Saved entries

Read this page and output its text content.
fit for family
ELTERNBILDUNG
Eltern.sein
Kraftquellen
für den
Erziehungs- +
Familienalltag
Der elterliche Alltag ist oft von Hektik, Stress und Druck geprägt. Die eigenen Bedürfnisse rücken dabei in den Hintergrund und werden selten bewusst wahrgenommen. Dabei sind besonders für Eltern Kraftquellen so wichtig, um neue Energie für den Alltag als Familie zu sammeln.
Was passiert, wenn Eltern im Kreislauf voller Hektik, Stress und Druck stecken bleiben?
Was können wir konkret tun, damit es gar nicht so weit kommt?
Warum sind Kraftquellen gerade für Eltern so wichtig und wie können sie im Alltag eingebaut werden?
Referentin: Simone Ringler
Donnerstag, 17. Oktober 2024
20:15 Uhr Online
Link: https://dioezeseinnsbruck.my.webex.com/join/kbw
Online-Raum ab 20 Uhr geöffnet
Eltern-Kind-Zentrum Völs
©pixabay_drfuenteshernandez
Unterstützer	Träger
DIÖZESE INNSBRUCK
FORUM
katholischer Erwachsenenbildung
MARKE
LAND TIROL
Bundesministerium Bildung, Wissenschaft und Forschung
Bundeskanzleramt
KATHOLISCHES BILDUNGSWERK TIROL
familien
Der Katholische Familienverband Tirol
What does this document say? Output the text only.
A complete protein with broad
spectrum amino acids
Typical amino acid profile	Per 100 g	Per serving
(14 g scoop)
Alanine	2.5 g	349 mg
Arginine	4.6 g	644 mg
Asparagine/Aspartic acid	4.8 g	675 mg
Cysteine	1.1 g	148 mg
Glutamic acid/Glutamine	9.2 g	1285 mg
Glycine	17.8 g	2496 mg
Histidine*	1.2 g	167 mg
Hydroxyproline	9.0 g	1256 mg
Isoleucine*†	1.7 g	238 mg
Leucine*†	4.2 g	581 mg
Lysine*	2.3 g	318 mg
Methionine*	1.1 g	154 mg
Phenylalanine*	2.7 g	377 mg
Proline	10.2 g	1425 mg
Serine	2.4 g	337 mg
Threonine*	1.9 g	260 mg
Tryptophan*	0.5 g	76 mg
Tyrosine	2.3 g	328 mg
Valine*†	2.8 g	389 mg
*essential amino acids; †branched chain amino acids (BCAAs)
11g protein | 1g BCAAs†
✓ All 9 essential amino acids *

### Instructions to follow
Return each line from the data where the string "text" can be found.

### Response area
Read this page and output its text content.
What does this document say? Output the text only.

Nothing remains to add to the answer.